═══ Textabschnitt
Dienstag, 17. April 2007

Fotos aus 3 Monaten Libanon und Syrien

Es war der langsamen Internetverbindung im Libanon geschuldet, dass bisher kaum Fotos von unseren Reisen durch den Libanon und nach Syrien online gestellt wurden. Das ändert sich jetzt. Mit einem Klick auf die Fotos unten könnt ihr euch durch unsere Alben klicken. Viel Spaß dabei.

Ashura


Libanon


Damaskus

Freitag, 13. April 2007

Letzte Zeilen aus Beirut

In wenigen Stunden geht unser Flieger in Richtung Heimat, knapp 3 Monate im Libanon werden dann zu Ende gehen. Die Zeit war sehr schoen, spannend, lehrreich. Wir sind in den vergangenen Wochen durch das ganze Land gereist, haben mit vielen Leuten gesprochen, gelacht, nur selten gestritten.

Wir haben seit Mitte Februar eine Umfrage unter Studenten verschiedener libanesischer Universitaeten durchgefuehrt. Insgesamt waren wir an 20 Campi in Tripoli, Beirut
Jounieh, Zahle, Khalde, Saida, Nabatieh und Rmeish. Etwa 1500 Studenten aus allen Fachbereichen haben dort einen von uns konzipierten Fragebogen ausgefuellt, in dem die Studenten zu religiosen Wertvorstellungen, politischen Einstellungen, Zukunftsaussichten und Mediennutzung befragt wurden.

Auch wenn die Auswertung noch vor uns liegt kann man nach einem ersten Blick in die Frageboegen und nach unzaehligen Gespraechen mit den Studenten folgende Trends ausmachen.: Die Unzufriedenheit mit dem politischen System und der Unfaehigkeit der politischen Elite des Landes zum Wohle des Libanon zu arbeiten ist gross. Unser Eindruck ist, dass im gegenwaertigen Machtkampf zwischen Regierung und Opposition eine deutliche Mehrheit der Studenten mit dem Oppositionslager sympathisiert. Gleichzeitig beklagen viele Studenten, dass ein grundlegender Mentalitaetswandel mit einer Reform des politischen Systems einhergehen muesse. Immer wieder werden die grassierende Korruption und praktisch nicht vorhandende Transparenz im Umgang mit Steuergeldern als Hauptversaeunisse der Politik ausgemacht.

Viele Studenten geben an, nach dem Ende ihres Studiums ins Ausland gehen zu wollen. Sie sehen keine Perspektive fuer sich in einem Land, in dem lukrative Jobs praktisch nur ueber Patronageverhaeltnisse vergeben werden und in dem praktisch an jedem Tag ein neuer Krieg ausbrechen koennte der das Land wieder um Jahre zurueckwerfen wuerde.
══════
**Ziel 1**
Wie viele Studenten haben laut dem Textabschnitt den Fragebogen ausgefüllt?
**Ziel 2**
Stimmen die folgenden Aussagen mit dem Textabschnitt überein? (a) Die Umfrage unter Studenten lief seit Mitte Februar. (b) Die Auswertung der Fragebögen ist bereits abgeschlossen. (c) Viele Studenten wollen nach dem Studium ins Ausland gehen.
Die Einträge werden hierfür nicht benötigt.
═══ Bereitgestellte Daten
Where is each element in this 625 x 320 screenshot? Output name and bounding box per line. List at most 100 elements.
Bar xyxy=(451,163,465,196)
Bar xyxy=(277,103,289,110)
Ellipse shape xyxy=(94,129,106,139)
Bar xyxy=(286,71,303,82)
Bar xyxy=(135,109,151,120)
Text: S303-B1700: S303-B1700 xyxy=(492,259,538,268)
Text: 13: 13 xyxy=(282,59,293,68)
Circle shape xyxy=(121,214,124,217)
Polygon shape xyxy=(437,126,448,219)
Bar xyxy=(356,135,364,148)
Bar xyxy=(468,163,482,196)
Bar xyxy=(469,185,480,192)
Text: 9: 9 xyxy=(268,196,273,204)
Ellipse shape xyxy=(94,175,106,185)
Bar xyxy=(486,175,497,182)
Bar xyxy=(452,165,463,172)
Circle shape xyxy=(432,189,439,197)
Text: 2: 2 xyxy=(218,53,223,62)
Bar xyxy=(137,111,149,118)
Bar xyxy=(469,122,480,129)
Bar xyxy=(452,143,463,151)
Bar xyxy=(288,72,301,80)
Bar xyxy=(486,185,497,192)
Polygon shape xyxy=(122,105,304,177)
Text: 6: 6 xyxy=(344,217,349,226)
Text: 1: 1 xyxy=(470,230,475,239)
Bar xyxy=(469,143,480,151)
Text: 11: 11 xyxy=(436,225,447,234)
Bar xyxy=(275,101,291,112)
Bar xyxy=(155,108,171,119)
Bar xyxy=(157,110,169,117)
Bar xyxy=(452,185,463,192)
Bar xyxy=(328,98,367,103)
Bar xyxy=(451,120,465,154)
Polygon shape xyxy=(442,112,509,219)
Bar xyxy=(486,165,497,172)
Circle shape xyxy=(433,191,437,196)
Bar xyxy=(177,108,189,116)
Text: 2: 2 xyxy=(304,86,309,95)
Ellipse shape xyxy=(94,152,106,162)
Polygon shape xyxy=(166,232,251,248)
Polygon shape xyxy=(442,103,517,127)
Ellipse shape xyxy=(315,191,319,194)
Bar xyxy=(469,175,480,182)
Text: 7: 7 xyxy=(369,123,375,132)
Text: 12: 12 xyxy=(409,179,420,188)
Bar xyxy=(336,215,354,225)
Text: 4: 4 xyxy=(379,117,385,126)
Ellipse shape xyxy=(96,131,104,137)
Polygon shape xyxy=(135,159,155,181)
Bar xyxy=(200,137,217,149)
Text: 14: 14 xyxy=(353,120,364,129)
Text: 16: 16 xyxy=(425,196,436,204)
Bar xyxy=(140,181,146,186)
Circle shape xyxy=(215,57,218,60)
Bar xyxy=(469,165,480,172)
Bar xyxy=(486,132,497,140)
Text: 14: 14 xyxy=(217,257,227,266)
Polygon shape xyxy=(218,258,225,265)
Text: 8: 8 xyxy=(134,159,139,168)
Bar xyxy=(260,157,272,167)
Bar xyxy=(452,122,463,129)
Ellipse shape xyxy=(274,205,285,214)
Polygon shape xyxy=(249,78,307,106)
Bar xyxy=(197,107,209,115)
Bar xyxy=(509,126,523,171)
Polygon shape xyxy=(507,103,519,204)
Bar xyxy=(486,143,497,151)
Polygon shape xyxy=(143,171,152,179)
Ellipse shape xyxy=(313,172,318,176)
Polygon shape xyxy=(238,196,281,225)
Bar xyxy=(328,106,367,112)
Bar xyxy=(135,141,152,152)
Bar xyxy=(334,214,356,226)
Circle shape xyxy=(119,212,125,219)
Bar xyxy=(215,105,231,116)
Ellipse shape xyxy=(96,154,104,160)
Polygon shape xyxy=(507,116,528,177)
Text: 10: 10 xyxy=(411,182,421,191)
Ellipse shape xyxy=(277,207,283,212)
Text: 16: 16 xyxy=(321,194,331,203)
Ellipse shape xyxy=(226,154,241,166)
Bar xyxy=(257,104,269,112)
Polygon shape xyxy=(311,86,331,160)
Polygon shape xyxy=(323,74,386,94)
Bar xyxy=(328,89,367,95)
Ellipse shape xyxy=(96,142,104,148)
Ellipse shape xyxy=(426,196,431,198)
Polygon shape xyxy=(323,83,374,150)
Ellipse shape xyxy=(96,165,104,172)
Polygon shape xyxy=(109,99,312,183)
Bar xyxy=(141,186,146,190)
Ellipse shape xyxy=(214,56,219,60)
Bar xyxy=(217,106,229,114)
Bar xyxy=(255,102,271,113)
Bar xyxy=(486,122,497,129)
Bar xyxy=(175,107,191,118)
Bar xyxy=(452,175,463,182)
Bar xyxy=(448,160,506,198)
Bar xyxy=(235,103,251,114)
══════
**Ergebnis 1**
Etwa 1500 Studenten aus allen Fachbereichen.

**Ergebnis 2**
(a) Ja: „Wir haben seit Mitte Februar eine Umfrage unter Studenten verschiedener libanesischer Universitaeten durchgefuehrt.“
(b) Nein: „Auch wenn die Auswertung noch vor uns liegt“
(c) Ja: „Viele Studenten geben an, nach dem Ende ihres Studiums ins Ausland gehen zu wollen.“